원문 발췌:
▼

In [3]:
import mlflow

# MLflow 서버 연결 설정 (로컬 실행시)
mlflow.set_tracking_uri("http://localhost:5000")
mlflow.set_experiment("test_prediction")

2025/10/27 13:39:31 INFO mlflow.tracking.fluent: Experiment with name 'test_prediction' does not exist. Creating a new experiment.


<Experiment: artifact_location='mlflow-artifacts:/2', creation_time=1761539971160, experiment_id='2', last_update_time=1761539971160, lifecycle_stage='active', name='test_prediction', tags={}>

In [4]:
# ======================
# 7) LightGBM 학습 (불균형 보정 + 조기종료) - MLflow 연동
# ======================
# 테스트용 데이터 임의 생성 (입력)
import numpy as np
import pandas as pd
import os
import pickle
from lightgbm import LGBMClassifier
import lightgbm as lgb
from sklearn.metrics import roc_auc_score, average_precision_score, f1_score

# 테스트 데이터 입력
np.random.seed(123)
X_test = pd.DataFrame(np.random.randn(100, 5), columns=[f"feat{i}" for i in range(5)])
y_test = np.random.randint(0, 2, 100)
X_train = pd.DataFrame(np.random.randn(400, 5), columns=[f"feat{i}" for i in range(5)])
y_train = np.random.randint(0, 2, 400)
cat_cols = []  # 범주형 특성 없음
RANDOM_STATE = 123
ARTIFACT_DIR = "artifacts"
os.makedirs(ARTIFACT_DIR, exist_ok=True)

with mlflow.start_run():
    # 파라미터 로깅
    mlflow.log_params({
        "n_estimators": 1500,
        "learning_rate": 0.04,
        "num_leaves": 63,
        "subsample": 0.8,
        "colsample_bytree": 0.8,
        "reg_lambda": 1.0,
        "class_weight": "balanced",
        "test_size": 0.2,
        "random_state": 123
    })
    
    categorical_features = [c for c in cat_cols if c in X_train.columns]
    lgbm = LGBMClassifier(
        n_estimators=1500,
        learning_rate=0.04,
        num_leaves=63,
        subsample=0.8,
        colsample_bytree=0.8,
        reg_lambda=1.0,
        class_weight="balanced",
        random_state=RANDOM_STATE,
        n_jobs=-1
    )

▲

데이터 행:
▼

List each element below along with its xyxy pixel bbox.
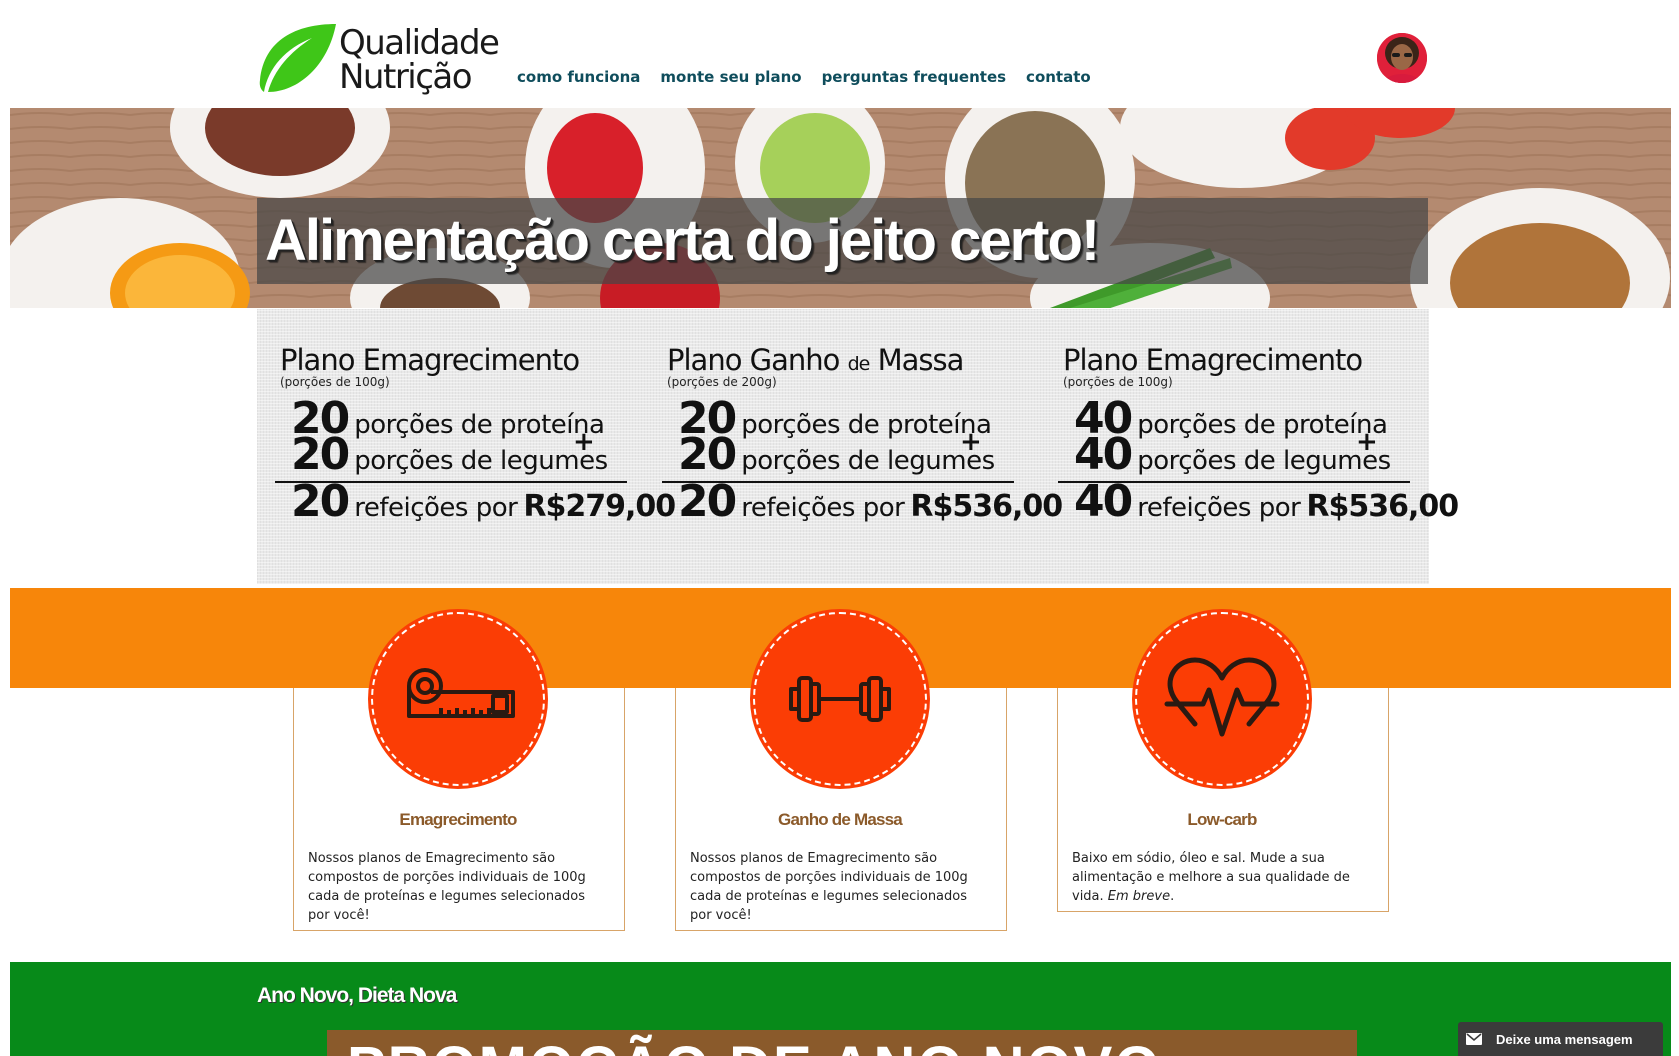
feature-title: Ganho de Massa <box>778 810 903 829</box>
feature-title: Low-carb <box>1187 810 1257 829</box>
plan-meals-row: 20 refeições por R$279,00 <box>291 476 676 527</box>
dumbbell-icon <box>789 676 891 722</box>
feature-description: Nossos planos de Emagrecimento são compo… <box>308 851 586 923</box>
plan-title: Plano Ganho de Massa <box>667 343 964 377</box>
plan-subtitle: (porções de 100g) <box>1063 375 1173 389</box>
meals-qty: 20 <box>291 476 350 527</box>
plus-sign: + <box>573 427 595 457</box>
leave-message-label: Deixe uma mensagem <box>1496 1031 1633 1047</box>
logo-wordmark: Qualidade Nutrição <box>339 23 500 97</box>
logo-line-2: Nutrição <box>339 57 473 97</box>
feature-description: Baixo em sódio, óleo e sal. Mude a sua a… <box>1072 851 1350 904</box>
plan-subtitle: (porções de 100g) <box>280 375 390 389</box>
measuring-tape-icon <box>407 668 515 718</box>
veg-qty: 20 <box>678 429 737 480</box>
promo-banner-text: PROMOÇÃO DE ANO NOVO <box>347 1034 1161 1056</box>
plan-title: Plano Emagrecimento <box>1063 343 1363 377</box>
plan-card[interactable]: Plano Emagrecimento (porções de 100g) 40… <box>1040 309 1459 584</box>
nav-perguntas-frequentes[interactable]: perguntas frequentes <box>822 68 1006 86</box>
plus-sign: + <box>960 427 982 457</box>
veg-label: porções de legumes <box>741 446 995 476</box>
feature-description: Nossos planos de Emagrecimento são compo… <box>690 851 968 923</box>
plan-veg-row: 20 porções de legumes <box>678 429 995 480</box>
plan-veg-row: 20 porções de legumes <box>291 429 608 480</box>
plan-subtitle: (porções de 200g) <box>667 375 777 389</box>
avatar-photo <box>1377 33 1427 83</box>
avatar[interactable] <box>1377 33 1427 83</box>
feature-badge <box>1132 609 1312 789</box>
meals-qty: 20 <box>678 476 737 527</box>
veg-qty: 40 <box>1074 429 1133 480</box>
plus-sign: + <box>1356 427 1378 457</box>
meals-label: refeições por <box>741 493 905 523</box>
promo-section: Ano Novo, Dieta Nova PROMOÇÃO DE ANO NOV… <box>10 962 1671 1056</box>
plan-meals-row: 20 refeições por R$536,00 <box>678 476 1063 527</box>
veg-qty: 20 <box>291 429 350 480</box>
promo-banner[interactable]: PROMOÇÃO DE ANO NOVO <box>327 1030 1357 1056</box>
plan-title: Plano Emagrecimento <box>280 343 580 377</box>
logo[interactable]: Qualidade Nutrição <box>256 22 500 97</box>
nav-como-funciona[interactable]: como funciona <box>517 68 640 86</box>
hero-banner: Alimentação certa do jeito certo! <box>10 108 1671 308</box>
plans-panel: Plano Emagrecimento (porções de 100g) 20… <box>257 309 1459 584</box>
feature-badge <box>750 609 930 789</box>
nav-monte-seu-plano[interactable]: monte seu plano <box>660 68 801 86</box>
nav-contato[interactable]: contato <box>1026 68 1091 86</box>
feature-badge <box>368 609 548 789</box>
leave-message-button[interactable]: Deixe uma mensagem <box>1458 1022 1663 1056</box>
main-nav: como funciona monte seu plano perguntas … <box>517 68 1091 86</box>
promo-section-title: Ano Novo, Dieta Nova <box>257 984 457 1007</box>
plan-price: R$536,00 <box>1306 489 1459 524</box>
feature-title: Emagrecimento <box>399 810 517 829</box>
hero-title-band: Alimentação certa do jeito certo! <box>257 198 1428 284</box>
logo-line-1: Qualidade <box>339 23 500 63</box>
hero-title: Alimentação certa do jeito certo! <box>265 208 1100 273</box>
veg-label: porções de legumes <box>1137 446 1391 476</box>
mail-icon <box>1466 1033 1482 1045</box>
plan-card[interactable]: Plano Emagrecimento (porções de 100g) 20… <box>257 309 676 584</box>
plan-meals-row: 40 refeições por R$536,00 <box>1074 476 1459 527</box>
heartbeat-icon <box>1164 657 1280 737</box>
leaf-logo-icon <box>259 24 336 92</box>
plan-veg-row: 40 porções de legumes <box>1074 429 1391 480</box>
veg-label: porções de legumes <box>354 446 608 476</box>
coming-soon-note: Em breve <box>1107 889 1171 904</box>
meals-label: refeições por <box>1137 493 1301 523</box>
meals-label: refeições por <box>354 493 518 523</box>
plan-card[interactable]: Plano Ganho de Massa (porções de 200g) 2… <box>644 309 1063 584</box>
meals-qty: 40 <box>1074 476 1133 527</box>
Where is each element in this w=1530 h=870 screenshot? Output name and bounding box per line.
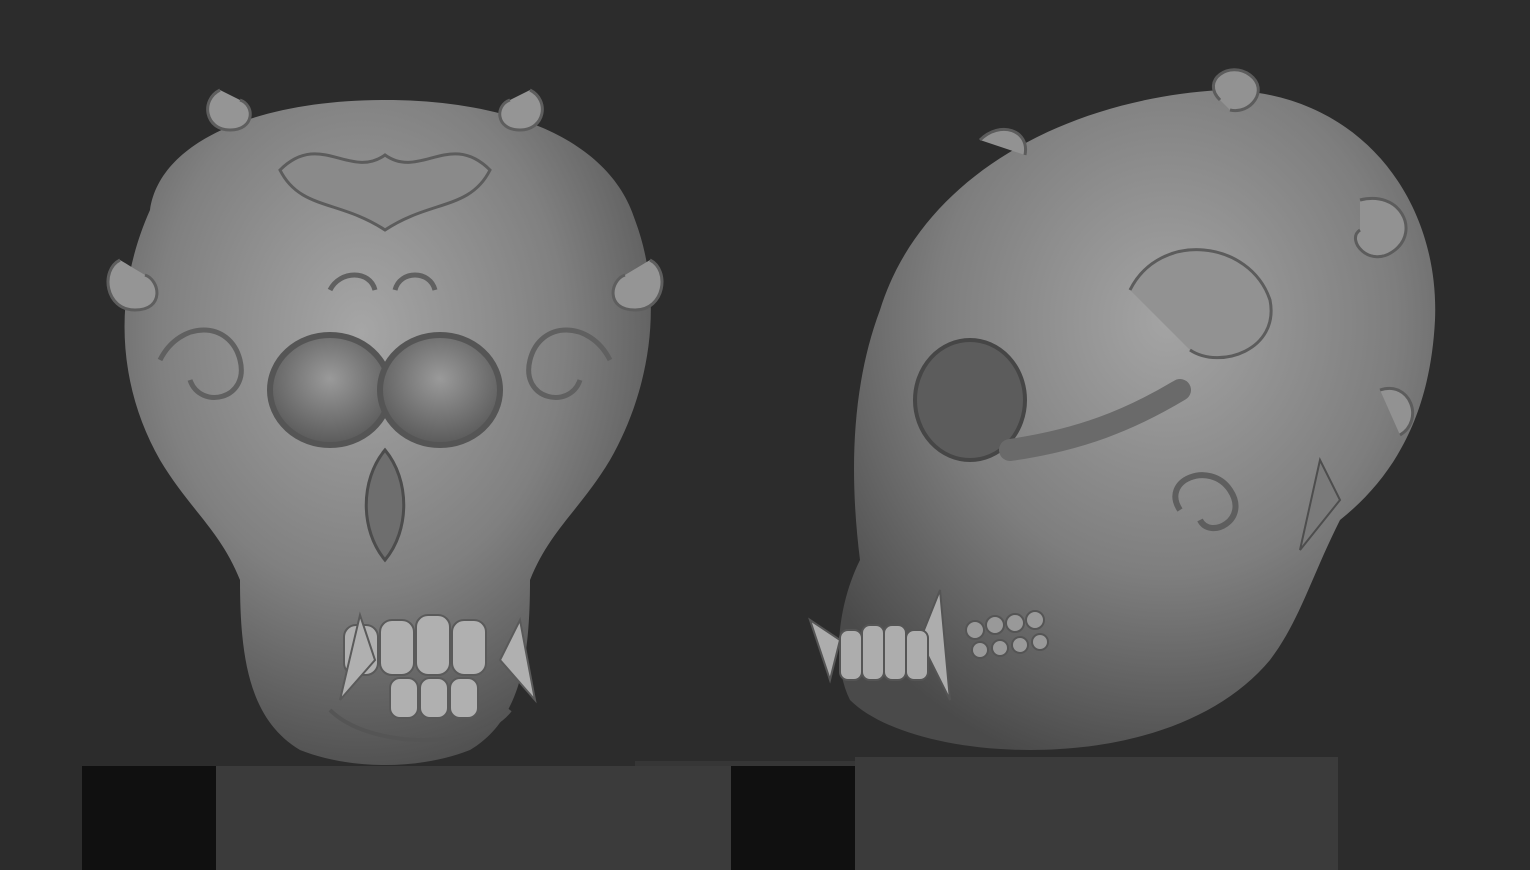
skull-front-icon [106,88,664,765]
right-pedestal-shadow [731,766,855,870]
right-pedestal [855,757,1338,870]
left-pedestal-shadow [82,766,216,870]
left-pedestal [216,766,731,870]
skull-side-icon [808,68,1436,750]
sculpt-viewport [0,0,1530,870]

▲

MLflow 학습 코드 발췌에서 "# 테스트 데이터 입력"에서 시작하여 "np.random.randint(0, 2, 100)"에서 끝나는 부분을 한 글자도 바꾸지 말고 베껴 주세요.

출력:
# 테스트 데이터 입력
np.random.seed(123)
X_test = pd.DataFrame(np.random.randn(100, 5), columns=[f"feat{i}" for i in range(5)])
y_test = np.random.randint(0, 2, 100)